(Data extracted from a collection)
----
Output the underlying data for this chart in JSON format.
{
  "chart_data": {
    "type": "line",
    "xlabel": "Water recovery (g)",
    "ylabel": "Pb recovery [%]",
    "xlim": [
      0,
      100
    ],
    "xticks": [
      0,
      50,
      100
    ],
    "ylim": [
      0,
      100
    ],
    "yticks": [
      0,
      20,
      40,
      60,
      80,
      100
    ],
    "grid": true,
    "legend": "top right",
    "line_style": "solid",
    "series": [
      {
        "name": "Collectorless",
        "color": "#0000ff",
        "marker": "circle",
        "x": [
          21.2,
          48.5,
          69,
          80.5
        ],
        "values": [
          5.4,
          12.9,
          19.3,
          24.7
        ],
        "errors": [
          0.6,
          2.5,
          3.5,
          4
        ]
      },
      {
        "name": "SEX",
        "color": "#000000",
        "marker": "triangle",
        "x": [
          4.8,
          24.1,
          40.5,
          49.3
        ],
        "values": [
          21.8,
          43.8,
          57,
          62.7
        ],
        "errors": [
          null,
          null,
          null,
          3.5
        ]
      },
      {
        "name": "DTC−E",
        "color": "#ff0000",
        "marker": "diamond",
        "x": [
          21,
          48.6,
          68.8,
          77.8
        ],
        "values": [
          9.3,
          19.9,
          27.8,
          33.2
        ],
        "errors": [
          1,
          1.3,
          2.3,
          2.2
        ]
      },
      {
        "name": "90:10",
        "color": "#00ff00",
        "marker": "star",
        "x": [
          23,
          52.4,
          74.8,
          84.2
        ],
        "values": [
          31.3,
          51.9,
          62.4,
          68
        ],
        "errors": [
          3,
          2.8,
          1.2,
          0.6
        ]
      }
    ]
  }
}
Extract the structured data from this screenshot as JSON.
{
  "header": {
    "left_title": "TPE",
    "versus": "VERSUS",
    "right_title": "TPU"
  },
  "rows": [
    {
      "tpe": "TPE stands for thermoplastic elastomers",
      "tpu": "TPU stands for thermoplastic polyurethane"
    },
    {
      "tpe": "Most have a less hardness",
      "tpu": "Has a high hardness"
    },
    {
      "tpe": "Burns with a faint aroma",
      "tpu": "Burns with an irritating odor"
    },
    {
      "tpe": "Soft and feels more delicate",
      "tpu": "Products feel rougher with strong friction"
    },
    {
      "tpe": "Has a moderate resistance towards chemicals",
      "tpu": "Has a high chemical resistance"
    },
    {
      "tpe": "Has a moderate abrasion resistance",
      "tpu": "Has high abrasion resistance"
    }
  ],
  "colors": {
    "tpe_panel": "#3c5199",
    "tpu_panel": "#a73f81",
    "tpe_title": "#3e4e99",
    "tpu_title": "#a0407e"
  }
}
----
> Short problem:
Only the lines from the one containing "Extract the structured" through the end of the material should be reproduced, exactly, with both ends included.

> Complete output:
Extract the structured data from this screenshot as JSON.
{
  "header": {
    "left_title": "TPE",
    "versus": "VERSUS",
    "right_title": "TPU"
  },
  "rows": [
    {
      "tpe": "TPE stands for thermoplastic elastomers",
      "tpu": "TPU stands for thermoplastic polyurethane"
    },
    {
      "tpe": "Most have a less hardness",
      "tpu": "Has a high hardness"
    },
    {
      "tpe": "Burns with a faint aroma",
      "tpu": "Burns with an irritating odor"
    },
    {
      "tpe": "Soft and feels more delicate",
      "tpu": "Products feel rougher with strong friction"
    },
    {
      "tpe": "Has a moderate resistance towards chemicals",
      "tpu": "Has a high chemical resistance"
    },
    {
      "tpe": "Has a moderate abrasion resistance",
      "tpu": "Has high abrasion resistance"
    }
  ],
  "colors": {
    "tpe_panel": "#3c5199",
    "tpu_panel": "#a73f81",
    "tpe_title": "#3e4e99",
    "tpu_title": "#a0407e"
  }
}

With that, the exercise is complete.